SHORT TASK A
In the entries, switch "interactable" to "clickable" in the part that opens with the line containing "375, 680, 438]" and closes with the line containing "272, 480, 438]". Give that part again with everything else unchanged.

In January of the following year, at a conference called by the Trades Union Congress in Bradford, a motion was passed to form what came to be called the Independent Labour Party (ILP). It represented a coming together of the left. Those present included Karl Marx’s son-in-law Edward Aveling, George Bernard Shaw and dockers’ leader Ben Tillett. Keir Hardie gave the keynote speech of the conference.
The stated aim of the new party was ‘to secure the collective and communal ownership of the means of production, distribution and exchange’. It called for massive social reforms, a major housebuilding programme and benefits for the unemployed, an eight-hour working day and the abolition of overtime.
The party’s formative years didn’t match the expectations or hopes of its founders. Only twenty-eight candidates were put up in the 1895 general election. None were elected. Even the party leader, Keir Hardie, lost his seat.
In 1900, the Labour Representation Committee was formed, with the founding of the Labour Party taking place six years later. The ILP immediately affiliated to it, and although over the years it proved to be a thorn in the Labour Party’s side, many Labour MPs in the 1920s and 1930s came from its ranks. In 1975, it was renamed Independent Labour Publications.
Monday, 14 January 1963
In January 1963, following months of intensive negotiations in both capitals and Brussels, President Charles de Gaulle of France announced his opposition to Britain’s intention to join the European Economic Community (EEC). Although meetings continued for some days, soon after all member states had to halt the negotiations with Britain.
At a press conference, he raised his concerns, suggesting that Britain would want to ‘impose its own conditions’ on the members of the bloc and undermine its cohesion. De Gaulle was worried about Britain’s ‘special relationship’ with the United States and who the UK would side with if another conflict was to arise. He also opposed Britain’s failure to commit to leaving its Commonwealth ties behind.
On the other hand, Britain joining the EEC would potentially weaken France’s influence, something de Gaulle viewed with horror. It was his aim to ensure that France would continue to lead the project and nothing would be done to undermine that. His suspicions about the United States would only worsen, if Britain was to become a member.

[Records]
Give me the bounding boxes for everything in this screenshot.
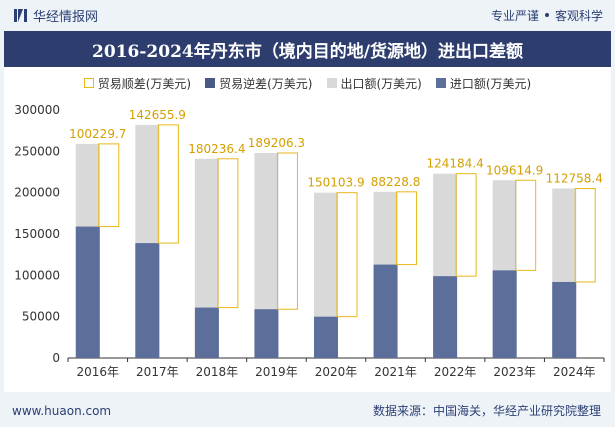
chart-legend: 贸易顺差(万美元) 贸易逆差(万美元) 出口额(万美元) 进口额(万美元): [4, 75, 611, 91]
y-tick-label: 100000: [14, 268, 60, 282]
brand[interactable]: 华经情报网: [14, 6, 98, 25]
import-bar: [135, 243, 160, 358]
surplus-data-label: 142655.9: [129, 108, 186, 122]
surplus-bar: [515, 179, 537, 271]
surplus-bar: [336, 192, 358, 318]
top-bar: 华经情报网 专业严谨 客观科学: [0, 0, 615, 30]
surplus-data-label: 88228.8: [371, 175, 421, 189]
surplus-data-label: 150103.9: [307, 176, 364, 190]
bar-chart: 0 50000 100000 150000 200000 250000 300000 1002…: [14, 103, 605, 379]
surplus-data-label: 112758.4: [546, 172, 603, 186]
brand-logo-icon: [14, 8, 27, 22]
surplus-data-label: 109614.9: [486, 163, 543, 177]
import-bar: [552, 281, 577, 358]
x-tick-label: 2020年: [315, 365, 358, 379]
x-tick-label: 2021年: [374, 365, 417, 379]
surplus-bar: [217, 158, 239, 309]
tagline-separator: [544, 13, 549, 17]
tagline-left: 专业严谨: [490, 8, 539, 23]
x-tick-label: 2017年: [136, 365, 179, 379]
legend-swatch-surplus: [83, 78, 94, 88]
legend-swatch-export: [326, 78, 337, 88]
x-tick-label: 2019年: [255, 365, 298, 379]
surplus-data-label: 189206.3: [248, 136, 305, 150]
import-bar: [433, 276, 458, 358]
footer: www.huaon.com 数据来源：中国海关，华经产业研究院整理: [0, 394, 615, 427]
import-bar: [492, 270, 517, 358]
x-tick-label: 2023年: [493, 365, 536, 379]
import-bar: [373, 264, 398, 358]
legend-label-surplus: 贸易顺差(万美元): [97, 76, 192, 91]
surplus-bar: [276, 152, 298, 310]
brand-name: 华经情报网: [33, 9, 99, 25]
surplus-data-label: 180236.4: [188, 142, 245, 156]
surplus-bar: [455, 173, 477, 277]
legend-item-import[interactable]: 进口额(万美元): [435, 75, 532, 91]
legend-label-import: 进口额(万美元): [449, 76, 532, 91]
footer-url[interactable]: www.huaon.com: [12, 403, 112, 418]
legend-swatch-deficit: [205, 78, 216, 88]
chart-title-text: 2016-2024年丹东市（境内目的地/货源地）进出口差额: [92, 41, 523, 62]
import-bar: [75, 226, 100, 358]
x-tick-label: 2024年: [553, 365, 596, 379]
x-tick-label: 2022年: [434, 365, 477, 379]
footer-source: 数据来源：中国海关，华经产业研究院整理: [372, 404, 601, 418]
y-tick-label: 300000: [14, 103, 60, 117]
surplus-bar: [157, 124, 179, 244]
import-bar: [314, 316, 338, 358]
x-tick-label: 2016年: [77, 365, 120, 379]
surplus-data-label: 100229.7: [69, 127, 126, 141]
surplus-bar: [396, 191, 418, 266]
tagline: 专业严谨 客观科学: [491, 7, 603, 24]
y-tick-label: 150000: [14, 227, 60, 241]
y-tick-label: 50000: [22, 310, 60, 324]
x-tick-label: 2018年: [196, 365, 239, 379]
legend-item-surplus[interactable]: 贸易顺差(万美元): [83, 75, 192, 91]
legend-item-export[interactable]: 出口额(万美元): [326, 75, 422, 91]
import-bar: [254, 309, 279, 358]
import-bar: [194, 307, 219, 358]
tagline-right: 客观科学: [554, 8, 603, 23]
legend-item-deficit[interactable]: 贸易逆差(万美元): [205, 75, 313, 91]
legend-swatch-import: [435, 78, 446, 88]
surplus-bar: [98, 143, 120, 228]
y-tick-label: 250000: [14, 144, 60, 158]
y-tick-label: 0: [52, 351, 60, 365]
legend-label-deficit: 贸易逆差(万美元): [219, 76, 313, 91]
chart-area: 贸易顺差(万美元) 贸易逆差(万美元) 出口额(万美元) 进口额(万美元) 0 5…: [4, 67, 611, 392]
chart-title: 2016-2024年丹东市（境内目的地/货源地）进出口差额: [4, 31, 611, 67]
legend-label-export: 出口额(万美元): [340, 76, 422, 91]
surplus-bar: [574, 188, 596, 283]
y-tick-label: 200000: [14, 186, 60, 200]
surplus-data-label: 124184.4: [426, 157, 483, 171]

---

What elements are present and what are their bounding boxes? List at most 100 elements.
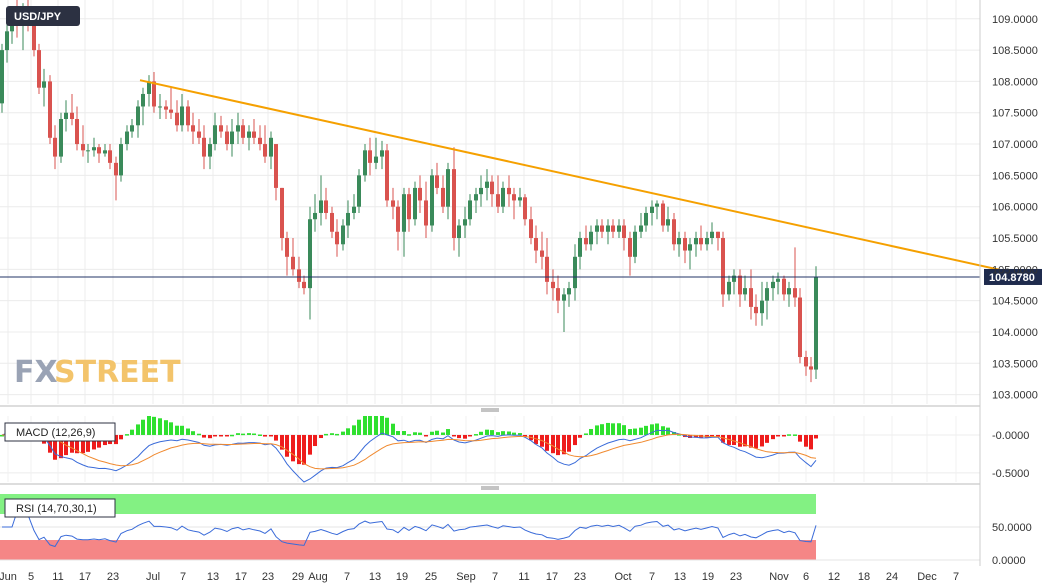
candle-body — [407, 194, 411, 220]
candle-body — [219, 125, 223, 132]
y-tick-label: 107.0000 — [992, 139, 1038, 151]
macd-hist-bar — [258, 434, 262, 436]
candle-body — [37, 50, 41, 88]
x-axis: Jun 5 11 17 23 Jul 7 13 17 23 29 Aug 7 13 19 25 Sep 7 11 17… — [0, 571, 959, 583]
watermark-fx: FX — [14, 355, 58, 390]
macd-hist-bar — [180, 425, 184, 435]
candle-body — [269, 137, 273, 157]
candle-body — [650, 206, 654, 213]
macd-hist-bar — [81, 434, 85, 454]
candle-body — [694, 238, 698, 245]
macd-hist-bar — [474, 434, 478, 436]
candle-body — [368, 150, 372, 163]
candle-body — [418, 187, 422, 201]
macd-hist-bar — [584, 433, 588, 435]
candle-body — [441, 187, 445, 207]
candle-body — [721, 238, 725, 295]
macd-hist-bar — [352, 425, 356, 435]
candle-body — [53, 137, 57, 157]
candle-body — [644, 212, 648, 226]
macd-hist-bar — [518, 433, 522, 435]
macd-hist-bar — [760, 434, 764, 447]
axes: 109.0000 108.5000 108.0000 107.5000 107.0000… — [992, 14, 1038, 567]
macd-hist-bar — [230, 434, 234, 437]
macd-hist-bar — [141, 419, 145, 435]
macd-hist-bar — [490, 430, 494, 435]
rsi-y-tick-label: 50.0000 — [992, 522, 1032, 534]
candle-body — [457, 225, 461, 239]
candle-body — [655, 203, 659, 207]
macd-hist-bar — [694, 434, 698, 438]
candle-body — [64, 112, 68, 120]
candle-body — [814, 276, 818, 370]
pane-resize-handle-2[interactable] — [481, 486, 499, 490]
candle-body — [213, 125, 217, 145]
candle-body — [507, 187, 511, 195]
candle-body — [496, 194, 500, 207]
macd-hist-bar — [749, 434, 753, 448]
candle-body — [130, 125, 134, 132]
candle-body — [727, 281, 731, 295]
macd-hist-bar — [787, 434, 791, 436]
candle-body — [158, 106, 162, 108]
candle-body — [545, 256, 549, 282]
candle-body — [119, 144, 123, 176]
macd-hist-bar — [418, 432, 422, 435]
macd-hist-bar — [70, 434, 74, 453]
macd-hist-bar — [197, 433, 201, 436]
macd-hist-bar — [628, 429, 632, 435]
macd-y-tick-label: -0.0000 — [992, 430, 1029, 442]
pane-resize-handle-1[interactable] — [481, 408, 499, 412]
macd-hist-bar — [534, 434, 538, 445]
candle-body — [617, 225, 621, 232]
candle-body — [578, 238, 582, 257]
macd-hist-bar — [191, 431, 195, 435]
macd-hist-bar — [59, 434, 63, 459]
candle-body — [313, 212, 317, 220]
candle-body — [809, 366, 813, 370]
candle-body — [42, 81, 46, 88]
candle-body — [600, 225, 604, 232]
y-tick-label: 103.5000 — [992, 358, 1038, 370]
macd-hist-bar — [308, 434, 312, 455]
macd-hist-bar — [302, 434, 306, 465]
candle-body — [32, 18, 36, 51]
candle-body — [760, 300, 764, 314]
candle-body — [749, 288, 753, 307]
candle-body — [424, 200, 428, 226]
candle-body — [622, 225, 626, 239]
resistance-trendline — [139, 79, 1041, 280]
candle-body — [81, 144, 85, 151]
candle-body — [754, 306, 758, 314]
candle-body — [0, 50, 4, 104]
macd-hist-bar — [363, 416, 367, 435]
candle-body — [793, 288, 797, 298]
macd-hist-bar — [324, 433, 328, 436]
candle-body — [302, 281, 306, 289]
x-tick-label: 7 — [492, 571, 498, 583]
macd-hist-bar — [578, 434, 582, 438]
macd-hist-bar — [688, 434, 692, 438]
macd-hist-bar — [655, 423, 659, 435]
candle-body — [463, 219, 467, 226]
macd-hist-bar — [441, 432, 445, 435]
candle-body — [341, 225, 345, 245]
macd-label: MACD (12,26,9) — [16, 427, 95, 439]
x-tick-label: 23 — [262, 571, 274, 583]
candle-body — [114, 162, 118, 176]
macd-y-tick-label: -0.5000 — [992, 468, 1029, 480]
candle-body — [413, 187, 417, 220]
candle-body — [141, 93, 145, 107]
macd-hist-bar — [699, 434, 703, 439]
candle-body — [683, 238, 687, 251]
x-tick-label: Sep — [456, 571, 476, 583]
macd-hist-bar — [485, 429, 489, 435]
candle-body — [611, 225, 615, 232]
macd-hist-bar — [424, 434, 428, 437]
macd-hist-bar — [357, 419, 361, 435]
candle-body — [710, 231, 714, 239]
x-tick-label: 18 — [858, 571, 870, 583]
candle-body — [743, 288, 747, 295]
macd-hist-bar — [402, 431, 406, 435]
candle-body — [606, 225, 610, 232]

--

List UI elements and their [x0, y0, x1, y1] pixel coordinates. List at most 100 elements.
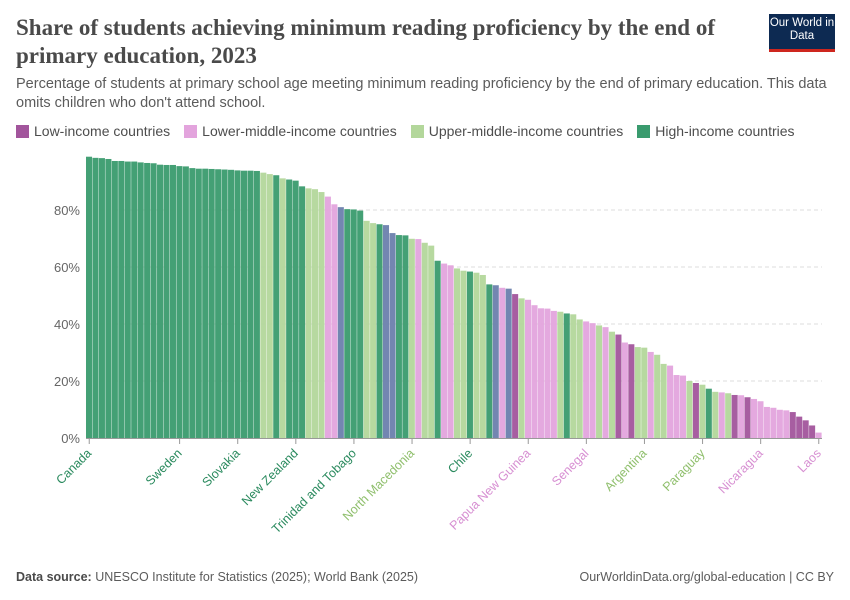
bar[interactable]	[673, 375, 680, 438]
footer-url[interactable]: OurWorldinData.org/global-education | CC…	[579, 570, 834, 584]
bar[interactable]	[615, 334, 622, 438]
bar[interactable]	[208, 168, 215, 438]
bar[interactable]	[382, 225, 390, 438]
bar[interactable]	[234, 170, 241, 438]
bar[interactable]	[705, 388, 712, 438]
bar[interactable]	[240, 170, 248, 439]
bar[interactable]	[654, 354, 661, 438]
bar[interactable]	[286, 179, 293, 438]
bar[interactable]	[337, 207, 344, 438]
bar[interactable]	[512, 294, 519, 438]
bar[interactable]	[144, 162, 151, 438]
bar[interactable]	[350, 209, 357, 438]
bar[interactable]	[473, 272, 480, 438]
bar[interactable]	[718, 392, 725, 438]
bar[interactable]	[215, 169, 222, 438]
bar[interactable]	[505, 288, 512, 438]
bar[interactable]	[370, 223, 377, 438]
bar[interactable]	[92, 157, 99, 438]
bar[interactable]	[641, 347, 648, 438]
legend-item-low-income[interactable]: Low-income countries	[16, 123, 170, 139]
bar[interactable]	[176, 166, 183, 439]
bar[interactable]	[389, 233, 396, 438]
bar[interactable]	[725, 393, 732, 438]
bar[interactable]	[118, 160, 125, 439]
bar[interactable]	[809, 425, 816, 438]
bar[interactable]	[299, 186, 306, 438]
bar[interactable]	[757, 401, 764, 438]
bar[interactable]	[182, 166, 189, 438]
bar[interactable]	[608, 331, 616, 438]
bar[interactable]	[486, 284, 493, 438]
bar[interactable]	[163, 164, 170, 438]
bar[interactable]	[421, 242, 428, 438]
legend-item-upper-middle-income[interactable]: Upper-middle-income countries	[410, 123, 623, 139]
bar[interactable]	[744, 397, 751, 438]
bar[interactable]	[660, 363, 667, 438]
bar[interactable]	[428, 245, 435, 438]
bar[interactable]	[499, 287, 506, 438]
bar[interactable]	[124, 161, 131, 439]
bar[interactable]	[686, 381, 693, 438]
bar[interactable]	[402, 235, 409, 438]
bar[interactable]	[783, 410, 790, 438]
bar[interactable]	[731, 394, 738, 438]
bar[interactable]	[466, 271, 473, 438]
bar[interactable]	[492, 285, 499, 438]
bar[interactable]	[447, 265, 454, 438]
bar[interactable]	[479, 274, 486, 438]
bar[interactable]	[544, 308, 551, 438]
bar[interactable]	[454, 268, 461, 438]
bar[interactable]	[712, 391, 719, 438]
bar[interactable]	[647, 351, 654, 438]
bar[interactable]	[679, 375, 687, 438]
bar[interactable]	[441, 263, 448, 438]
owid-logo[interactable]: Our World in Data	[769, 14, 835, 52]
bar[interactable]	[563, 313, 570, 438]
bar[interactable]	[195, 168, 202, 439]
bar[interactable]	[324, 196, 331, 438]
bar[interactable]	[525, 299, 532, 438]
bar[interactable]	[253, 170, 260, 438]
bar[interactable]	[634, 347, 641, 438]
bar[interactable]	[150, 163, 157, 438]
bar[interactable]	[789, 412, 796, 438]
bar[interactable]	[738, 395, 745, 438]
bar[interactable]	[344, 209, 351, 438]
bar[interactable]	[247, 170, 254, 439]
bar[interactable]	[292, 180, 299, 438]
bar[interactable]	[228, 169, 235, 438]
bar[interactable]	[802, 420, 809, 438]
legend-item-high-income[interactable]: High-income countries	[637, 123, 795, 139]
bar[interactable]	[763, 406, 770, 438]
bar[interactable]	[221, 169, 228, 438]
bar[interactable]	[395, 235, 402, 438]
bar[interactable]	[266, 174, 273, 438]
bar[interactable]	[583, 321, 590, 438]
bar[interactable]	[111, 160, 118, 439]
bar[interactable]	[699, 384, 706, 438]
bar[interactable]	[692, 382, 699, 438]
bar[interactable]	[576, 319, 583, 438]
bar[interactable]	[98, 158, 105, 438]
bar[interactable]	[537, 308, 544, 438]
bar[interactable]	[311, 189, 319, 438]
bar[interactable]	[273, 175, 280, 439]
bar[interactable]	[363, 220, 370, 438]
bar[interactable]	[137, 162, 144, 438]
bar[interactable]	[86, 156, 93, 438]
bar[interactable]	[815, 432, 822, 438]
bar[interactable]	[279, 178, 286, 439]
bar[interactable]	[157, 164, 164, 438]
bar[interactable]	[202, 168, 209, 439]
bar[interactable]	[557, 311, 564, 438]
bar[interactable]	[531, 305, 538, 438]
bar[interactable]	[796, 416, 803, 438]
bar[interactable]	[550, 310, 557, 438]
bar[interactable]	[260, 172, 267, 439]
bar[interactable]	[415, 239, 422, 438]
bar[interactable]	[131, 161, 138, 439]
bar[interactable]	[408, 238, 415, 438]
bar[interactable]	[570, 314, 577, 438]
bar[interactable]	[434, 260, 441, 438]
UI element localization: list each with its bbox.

SHORT TASK B
Name every person mentioned in the text excerpt.

EXERCISE OUTPUT A
bar[clickable]	[673, 375, 680, 438]
footer-url[clickable]: OurWorldinData.org/global-education | CC…	[579, 570, 834, 584]
bar[clickable]	[615, 334, 622, 438]
bar[clickable]	[208, 168, 215, 438]
bar[clickable]	[382, 225, 390, 438]
bar[clickable]	[234, 170, 241, 438]
bar[clickable]	[705, 388, 712, 438]
bar[clickable]	[240, 170, 248, 439]
bar[clickable]	[654, 354, 661, 438]
bar[clickable]	[286, 179, 293, 438]
bar[clickable]	[337, 207, 344, 438]
bar[clickable]	[512, 294, 519, 438]
bar[clickable]	[144, 162, 151, 438]
bar[clickable]	[350, 209, 357, 438]
bar[clickable]	[473, 272, 480, 438]

EXERCISE OUTPUT B
Karl Marx, Edward Aveling, George Bernard Shaw, Ben Tillett, Keir Hardie, Charles de Gaulle